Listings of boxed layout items
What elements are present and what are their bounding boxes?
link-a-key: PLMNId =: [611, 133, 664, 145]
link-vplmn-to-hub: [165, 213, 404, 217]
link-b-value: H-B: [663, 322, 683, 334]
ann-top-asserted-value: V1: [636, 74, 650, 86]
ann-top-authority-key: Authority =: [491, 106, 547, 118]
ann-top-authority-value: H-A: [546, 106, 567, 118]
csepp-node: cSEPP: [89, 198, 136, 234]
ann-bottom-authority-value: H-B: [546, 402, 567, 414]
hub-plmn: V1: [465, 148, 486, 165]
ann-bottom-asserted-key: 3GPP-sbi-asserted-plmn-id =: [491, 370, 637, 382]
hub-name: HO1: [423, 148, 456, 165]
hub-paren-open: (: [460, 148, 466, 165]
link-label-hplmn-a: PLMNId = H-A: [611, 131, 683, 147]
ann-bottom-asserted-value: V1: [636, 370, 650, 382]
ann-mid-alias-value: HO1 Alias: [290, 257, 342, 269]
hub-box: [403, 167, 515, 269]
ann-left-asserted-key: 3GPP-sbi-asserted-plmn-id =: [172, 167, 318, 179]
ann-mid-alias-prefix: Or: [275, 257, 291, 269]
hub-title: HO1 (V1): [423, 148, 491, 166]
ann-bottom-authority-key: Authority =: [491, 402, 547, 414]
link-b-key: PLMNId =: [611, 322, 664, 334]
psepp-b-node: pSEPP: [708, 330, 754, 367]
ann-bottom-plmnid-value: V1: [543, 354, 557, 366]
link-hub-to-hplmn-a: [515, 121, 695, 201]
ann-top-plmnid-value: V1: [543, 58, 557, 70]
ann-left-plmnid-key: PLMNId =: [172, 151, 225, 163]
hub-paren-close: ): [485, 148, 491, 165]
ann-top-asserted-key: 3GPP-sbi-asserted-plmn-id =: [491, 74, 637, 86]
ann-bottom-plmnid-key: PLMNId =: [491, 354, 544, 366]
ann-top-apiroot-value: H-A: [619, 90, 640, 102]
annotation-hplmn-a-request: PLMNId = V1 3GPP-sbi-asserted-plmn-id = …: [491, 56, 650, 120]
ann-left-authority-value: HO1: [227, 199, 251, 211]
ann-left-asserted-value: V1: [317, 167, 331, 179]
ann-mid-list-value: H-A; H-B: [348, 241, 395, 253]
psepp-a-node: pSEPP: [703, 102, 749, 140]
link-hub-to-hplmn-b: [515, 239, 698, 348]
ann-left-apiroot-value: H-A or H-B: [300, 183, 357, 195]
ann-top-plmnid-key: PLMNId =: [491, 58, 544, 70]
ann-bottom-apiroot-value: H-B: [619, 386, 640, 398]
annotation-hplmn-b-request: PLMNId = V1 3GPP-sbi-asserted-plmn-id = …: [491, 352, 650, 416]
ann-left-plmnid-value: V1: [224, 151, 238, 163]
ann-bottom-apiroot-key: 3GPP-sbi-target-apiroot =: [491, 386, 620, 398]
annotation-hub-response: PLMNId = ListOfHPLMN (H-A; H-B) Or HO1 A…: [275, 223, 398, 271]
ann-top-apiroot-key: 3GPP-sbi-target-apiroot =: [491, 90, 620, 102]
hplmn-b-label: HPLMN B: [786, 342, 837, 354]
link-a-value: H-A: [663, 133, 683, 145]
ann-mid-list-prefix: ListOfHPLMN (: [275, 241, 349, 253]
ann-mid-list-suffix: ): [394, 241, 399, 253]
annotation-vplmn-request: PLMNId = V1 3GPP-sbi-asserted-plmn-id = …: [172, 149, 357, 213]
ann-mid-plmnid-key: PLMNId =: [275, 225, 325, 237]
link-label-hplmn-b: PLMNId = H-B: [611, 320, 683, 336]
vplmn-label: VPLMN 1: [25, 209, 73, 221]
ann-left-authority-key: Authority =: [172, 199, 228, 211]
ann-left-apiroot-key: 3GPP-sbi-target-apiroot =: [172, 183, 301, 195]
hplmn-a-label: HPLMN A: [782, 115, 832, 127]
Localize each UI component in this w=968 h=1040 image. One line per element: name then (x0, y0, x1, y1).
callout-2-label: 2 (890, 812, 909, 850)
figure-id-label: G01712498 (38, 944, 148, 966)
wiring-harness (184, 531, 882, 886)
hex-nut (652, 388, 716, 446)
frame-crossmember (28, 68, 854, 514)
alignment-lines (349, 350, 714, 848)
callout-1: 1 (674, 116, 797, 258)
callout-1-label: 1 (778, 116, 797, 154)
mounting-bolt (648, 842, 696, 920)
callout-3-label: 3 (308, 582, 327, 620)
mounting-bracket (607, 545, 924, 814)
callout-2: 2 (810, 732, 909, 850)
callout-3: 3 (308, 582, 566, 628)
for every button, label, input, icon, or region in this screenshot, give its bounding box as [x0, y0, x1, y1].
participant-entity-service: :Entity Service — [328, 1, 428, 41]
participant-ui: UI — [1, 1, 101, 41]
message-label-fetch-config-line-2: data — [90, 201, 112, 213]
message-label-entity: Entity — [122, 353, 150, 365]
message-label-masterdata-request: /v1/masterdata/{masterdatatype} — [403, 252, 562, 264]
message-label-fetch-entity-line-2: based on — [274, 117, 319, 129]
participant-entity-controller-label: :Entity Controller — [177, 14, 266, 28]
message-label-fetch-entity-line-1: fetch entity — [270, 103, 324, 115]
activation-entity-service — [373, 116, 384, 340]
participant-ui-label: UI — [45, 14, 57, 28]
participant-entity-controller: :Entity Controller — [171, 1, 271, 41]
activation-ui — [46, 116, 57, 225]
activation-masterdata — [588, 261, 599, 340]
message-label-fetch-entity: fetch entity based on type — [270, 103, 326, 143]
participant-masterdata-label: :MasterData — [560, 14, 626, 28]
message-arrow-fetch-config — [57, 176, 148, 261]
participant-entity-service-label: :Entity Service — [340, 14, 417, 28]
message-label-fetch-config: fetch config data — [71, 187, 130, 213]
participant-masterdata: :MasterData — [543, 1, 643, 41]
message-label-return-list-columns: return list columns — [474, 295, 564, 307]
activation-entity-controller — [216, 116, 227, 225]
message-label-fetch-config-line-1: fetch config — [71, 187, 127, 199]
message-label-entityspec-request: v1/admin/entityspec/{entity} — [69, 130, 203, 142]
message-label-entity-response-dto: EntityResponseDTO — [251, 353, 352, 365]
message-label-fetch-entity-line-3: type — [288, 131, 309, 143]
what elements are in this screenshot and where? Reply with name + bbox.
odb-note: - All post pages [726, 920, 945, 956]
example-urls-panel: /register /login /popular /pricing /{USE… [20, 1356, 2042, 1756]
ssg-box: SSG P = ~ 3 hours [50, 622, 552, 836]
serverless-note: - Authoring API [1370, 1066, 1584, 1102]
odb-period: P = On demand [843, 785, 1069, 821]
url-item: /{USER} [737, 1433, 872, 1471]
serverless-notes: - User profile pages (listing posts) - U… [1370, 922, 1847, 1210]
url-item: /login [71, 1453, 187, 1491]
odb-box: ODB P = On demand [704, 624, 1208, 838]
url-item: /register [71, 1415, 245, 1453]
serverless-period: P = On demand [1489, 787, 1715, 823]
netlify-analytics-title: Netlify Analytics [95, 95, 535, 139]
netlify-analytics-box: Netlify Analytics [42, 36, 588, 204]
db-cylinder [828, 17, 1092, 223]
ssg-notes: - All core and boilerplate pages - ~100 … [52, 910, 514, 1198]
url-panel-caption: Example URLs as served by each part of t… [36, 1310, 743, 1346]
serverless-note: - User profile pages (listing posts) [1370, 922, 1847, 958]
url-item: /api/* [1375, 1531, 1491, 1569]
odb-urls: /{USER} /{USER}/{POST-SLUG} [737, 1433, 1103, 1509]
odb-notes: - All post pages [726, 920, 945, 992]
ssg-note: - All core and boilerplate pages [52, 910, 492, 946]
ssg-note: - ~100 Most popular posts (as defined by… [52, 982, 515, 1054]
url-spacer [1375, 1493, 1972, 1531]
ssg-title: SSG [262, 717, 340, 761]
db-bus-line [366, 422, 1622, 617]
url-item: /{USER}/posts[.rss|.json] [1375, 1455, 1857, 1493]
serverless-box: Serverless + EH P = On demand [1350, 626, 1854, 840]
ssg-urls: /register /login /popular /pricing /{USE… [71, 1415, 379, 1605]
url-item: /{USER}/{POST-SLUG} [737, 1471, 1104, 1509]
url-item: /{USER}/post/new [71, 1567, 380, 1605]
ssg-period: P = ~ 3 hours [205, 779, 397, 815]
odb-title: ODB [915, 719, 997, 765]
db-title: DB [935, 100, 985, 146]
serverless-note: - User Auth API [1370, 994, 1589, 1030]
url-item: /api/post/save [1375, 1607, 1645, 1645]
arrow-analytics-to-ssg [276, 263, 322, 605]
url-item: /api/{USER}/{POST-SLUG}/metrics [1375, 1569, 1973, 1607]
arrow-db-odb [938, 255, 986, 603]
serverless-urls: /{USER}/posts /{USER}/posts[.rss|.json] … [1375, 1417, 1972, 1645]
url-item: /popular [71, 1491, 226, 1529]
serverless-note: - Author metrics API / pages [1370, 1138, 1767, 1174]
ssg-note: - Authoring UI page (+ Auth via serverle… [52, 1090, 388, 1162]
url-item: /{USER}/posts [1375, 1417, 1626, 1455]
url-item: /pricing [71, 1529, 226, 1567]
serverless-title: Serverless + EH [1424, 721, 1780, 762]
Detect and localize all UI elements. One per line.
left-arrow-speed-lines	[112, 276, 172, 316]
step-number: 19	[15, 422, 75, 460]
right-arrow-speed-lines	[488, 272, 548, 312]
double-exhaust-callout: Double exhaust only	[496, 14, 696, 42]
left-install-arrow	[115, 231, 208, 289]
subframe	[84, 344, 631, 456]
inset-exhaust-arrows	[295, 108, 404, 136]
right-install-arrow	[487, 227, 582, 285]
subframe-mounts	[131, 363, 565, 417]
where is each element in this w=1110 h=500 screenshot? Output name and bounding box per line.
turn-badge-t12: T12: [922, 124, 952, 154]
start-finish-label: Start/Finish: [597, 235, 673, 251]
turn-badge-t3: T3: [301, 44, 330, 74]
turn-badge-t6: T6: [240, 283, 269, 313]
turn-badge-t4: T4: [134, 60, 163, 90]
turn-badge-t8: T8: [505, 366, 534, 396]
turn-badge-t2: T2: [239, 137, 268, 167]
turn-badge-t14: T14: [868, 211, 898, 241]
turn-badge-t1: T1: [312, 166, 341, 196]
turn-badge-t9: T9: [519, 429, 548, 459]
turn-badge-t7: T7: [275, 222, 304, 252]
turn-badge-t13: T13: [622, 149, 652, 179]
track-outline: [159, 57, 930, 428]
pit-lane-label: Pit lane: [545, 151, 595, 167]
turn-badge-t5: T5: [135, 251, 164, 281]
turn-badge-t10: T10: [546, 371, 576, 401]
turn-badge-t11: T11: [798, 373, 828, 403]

§ Direction:
Rewrite the material as a Markdown table with the columns Row and Entry. Begin at the first line of the material, stop after the line containing "ann-bottom-asserted-value: V1: [636, 370, 650, 382]", and leave out any blank lines.

§ Answer to the task:
| Row | Entry |
|---|---|
| 1 | What elements are present and what are their bounding boxes? |
| 2 | link-a-key: PLMNId =: [611, 133, 664, 145] |
| 3 | link-vplmn-to-hub: [165, 213, 404, 217] |
| 4 | link-b-value: H-B: [663, 322, 683, 334] |
| 5 | ann-top-asserted-value: V1: [636, 74, 650, 86] |
| 6 | ann-top-authority-key: Authority =: [491, 106, 547, 118] |
| 7 | ann-top-authority-value: H-A: [546, 106, 567, 118] |
| 8 | csepp-node: cSEPP: [89, 198, 136, 234] |
| 9 | ann-bottom-authority-value: H-B: [546, 402, 567, 414] |
| 10 | hub-plmn: V1: [465, 148, 486, 165] |
| 11 | ann-bottom-asserted-key: 3GPP-sbi-asserted-plmn-id =: [491, 370, 637, 382] |
| 12 | hub-name: HO1: [423, 148, 456, 165] |
| 13 | hub-paren-open: (: [460, 148, 466, 165] |
| 14 | link-label-hplmn-a: PLMNId = H-A: [611, 131, 683, 147] |
| 15 | ann-bottom-asserted-value: V1: [636, 370, 650, 382] |